EXTRACTED RECORDS =

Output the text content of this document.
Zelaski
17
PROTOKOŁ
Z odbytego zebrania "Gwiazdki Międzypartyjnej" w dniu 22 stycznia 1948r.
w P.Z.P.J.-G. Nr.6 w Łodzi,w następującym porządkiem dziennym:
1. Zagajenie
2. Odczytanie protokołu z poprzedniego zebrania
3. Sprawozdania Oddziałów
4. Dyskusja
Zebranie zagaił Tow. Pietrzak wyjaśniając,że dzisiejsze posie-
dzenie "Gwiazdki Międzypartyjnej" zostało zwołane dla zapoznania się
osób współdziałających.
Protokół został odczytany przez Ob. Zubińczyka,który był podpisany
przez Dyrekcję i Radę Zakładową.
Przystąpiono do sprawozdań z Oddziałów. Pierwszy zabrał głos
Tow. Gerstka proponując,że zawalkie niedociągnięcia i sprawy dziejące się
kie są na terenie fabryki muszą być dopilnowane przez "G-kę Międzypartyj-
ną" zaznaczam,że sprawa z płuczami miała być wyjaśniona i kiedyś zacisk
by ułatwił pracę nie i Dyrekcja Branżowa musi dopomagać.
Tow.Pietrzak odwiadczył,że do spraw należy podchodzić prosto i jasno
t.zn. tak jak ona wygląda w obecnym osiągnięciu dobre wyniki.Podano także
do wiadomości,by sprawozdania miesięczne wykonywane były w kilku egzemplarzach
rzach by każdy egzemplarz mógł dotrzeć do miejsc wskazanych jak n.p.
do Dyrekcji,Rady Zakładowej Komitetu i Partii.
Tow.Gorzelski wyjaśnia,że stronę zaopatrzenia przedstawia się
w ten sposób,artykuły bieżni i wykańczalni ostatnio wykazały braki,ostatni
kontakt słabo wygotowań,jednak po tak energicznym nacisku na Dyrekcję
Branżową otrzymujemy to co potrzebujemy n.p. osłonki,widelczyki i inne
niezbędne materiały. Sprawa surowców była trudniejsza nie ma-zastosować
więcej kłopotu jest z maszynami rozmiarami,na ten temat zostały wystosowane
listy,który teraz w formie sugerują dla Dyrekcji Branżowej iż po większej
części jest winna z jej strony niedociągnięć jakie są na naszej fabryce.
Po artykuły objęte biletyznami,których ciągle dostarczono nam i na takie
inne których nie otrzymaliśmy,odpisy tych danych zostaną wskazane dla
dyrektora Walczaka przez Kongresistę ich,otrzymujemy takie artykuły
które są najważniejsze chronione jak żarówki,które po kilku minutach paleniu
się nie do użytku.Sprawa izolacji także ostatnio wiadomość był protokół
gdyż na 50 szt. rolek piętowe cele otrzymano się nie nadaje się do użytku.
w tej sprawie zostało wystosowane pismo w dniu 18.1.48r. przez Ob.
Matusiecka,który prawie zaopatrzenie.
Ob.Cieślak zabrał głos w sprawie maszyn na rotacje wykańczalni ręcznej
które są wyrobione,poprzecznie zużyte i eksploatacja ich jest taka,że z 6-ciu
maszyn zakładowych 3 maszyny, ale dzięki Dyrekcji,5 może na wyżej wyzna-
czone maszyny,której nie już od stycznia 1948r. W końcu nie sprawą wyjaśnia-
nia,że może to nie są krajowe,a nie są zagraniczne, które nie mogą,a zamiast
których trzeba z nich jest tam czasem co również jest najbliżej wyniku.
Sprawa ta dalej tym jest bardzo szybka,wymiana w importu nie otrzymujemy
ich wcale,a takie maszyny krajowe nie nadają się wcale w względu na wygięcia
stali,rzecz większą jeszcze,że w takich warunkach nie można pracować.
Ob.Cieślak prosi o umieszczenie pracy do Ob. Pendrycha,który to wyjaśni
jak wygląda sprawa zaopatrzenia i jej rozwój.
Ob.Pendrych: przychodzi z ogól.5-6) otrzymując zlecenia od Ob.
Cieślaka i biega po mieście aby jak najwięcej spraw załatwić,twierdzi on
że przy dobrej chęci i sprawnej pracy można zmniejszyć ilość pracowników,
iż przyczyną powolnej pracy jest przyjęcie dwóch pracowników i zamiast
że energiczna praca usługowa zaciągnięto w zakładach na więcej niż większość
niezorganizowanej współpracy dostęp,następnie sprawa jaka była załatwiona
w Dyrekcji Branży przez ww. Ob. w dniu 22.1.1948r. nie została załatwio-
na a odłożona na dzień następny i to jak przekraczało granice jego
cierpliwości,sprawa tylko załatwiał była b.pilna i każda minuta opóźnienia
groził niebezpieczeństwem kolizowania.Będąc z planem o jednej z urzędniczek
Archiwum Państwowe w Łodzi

THE EXERCISE = Gather and copy every line of the data in which the string "Dyrekcji" is found.

EXERCISE OUTPUT =
do Dyrekcji,Rady Zakładowej Komitetu i Partii.
listy,który teraz w formie sugerują dla Dyrekcji Branżowej iż po większej
maszyn zakładowych 3 maszyny, ale dzięki Dyrekcji,5 może na wyżej wyzna-
w Dyrekcji Branży przez ww. Ob. w dniu 22.1.1948r. nie została załatwio-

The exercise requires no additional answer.